» YOUR INSTRUCTIONS:
Locate and copy each line in the data that contains the word "Reports".

Items from a data source:
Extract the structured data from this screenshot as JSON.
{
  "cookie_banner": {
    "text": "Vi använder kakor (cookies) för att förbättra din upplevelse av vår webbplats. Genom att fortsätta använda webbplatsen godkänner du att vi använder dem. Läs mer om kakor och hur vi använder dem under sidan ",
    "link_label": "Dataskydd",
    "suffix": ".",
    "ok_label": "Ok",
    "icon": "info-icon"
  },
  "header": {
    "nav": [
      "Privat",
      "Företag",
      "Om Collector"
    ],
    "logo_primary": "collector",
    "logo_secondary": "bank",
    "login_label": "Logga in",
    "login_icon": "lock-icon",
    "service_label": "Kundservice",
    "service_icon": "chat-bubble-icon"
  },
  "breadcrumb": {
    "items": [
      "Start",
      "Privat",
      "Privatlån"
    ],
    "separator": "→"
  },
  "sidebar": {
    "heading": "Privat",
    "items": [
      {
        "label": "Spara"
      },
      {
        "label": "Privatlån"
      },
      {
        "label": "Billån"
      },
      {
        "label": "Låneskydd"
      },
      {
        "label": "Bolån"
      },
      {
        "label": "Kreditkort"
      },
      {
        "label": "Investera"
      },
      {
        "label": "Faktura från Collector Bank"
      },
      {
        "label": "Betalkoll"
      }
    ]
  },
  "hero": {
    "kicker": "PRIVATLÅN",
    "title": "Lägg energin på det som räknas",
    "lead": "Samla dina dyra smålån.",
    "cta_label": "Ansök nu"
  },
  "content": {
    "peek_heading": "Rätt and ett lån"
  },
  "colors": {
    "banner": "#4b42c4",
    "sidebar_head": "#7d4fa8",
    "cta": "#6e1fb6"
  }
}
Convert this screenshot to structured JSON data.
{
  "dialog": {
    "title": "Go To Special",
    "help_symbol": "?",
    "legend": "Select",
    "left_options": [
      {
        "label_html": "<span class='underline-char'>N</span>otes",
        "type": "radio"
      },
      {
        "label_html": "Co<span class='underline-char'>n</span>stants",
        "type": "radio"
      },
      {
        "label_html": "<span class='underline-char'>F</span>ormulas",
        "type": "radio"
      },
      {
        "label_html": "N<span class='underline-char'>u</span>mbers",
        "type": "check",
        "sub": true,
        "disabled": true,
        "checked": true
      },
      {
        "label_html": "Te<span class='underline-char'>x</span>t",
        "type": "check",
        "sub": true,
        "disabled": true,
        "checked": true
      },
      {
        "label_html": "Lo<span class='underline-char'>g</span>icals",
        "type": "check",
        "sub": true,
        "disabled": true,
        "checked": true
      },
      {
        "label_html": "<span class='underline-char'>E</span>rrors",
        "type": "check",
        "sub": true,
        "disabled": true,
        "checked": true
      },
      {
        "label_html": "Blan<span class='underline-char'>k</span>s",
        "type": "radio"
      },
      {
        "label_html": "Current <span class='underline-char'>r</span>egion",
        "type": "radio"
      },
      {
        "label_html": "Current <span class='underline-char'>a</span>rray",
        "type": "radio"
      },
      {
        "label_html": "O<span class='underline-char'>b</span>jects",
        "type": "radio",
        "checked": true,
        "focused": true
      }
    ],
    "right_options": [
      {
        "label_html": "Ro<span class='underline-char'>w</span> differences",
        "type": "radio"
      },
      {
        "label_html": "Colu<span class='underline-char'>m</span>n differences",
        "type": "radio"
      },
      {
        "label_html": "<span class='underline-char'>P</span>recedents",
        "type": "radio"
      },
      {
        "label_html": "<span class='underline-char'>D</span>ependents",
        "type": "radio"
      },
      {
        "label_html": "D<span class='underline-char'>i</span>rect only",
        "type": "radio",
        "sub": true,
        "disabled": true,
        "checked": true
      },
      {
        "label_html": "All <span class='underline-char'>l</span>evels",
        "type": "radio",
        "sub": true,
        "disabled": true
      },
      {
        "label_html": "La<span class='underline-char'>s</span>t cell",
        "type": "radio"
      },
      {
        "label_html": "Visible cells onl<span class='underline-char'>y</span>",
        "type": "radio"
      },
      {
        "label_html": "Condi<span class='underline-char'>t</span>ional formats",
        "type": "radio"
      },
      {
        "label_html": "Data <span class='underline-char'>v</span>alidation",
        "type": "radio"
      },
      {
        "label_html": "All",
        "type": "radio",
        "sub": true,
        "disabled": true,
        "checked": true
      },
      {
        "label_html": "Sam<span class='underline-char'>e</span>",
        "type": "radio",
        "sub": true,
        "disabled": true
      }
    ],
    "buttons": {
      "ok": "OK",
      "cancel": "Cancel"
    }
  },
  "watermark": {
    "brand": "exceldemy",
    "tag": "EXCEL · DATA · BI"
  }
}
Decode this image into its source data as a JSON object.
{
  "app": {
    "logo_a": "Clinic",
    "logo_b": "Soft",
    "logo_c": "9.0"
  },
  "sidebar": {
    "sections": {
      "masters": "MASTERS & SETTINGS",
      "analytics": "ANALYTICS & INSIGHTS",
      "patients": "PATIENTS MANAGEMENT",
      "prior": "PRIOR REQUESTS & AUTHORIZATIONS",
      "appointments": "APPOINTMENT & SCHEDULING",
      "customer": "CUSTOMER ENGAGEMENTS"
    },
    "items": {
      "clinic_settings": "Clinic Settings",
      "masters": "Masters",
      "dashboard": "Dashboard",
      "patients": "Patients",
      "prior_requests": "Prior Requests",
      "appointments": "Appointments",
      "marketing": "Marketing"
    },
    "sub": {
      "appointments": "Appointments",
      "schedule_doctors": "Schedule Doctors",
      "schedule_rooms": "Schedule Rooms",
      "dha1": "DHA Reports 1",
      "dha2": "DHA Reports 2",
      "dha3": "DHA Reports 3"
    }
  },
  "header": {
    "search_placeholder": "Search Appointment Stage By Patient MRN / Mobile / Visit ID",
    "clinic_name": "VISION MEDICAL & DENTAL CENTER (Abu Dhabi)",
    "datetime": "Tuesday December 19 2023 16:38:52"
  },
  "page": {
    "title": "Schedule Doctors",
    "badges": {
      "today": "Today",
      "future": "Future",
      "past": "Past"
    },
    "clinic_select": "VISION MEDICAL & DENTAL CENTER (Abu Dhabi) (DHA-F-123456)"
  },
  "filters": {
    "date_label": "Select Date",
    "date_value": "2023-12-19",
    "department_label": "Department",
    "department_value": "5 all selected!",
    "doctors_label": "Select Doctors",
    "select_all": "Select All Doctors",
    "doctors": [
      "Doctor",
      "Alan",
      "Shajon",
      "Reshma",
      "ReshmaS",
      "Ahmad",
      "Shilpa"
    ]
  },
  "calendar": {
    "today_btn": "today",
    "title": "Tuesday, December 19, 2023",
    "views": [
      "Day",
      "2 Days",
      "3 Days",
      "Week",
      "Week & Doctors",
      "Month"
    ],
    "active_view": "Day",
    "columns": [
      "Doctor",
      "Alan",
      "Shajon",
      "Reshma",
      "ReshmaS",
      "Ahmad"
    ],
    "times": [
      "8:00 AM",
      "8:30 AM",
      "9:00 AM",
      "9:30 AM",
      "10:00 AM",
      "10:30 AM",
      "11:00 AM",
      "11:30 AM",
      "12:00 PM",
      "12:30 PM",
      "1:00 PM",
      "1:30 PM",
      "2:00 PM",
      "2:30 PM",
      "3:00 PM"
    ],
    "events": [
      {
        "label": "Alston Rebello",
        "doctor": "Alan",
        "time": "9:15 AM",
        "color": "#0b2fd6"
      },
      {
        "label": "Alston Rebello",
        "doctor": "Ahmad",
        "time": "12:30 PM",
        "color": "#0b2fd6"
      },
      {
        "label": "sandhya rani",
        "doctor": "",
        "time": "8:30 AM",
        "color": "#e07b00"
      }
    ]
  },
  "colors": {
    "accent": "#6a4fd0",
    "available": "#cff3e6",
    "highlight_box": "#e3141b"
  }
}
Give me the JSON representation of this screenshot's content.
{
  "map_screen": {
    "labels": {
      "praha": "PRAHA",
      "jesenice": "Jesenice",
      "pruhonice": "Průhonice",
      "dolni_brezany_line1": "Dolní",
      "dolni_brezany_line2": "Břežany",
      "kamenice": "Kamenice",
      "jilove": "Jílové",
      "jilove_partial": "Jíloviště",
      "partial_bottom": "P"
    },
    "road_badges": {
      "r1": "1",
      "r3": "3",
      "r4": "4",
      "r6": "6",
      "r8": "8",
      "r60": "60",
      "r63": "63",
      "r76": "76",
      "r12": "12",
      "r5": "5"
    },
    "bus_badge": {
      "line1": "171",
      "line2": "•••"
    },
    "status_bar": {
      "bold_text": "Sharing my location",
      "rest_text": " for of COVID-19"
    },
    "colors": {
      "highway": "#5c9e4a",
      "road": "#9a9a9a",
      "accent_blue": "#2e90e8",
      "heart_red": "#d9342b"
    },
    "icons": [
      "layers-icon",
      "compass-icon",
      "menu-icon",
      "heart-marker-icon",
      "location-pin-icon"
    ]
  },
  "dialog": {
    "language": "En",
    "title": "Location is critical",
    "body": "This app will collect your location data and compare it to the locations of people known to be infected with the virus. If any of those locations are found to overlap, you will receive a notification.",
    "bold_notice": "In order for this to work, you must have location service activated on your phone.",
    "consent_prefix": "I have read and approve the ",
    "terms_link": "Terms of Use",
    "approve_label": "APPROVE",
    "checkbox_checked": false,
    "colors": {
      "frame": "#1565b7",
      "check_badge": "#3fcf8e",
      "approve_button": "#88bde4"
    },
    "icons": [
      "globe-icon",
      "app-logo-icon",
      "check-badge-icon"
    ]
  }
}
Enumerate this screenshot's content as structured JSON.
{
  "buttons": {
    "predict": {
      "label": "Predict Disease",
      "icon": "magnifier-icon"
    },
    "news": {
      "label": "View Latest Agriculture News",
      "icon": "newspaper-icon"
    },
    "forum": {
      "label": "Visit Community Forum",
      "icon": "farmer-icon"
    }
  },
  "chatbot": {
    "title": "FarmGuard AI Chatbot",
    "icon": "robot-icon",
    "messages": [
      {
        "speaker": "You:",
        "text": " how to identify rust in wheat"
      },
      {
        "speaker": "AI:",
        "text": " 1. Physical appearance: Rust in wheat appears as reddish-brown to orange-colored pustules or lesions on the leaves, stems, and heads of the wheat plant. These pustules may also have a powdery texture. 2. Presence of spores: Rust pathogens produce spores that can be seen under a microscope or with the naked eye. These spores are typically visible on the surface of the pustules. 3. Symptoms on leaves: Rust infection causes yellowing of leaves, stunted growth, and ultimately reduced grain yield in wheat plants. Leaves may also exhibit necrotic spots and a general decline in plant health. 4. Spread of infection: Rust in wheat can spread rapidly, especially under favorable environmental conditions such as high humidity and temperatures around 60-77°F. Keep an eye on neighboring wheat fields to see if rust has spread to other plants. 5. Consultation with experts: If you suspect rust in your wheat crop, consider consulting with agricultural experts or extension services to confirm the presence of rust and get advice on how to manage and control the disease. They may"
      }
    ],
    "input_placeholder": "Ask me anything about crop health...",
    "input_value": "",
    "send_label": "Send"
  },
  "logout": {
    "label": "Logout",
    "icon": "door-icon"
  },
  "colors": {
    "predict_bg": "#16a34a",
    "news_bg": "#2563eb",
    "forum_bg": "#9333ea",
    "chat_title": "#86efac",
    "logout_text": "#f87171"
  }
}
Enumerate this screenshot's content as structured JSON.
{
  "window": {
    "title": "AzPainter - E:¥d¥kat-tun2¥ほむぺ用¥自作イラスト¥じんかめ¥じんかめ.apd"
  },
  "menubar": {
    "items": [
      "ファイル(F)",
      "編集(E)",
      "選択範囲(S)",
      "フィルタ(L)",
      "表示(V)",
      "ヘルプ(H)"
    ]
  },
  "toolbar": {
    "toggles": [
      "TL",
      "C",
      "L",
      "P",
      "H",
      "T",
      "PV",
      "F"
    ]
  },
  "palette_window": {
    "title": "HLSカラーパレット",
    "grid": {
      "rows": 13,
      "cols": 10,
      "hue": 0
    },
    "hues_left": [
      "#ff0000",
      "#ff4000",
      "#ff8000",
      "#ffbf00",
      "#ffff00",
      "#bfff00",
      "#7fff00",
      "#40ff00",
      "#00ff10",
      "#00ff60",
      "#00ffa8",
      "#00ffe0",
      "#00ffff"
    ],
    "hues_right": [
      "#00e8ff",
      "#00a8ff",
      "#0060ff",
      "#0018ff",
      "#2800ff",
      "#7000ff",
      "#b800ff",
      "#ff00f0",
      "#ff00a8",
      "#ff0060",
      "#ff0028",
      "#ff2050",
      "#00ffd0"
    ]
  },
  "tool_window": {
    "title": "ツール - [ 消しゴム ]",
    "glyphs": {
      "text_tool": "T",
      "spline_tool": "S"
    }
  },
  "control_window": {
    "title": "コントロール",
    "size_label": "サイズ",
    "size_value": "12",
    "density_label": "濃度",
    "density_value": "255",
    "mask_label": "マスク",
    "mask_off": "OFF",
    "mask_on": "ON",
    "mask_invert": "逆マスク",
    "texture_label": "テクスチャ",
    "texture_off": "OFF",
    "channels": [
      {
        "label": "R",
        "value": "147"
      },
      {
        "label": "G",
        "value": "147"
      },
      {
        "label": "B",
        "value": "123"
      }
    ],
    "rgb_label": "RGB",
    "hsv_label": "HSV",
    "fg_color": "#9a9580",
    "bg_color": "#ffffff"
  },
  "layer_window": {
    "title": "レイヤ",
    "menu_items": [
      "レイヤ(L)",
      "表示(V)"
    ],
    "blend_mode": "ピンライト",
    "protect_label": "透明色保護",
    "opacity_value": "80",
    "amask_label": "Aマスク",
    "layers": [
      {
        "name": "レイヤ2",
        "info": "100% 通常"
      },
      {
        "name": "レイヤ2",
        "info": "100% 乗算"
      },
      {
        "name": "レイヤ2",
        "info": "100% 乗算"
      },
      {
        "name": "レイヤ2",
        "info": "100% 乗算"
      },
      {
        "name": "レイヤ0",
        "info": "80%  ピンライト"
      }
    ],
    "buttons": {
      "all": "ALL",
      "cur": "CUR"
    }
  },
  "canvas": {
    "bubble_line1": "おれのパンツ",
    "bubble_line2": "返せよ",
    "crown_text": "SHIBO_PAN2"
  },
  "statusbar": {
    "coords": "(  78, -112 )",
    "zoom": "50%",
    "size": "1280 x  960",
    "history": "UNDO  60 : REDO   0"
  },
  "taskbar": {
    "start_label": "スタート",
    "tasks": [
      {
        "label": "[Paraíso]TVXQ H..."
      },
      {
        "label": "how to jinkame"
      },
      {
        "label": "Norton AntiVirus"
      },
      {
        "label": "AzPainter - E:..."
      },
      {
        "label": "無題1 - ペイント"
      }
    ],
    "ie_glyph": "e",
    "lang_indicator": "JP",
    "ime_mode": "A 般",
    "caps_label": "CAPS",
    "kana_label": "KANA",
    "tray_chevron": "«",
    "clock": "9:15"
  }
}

» TASK ANSWER:
      "dha1": "DHA Reports 1",
      "dha2": "DHA Reports 2",
      "dha3": "DHA Reports 3"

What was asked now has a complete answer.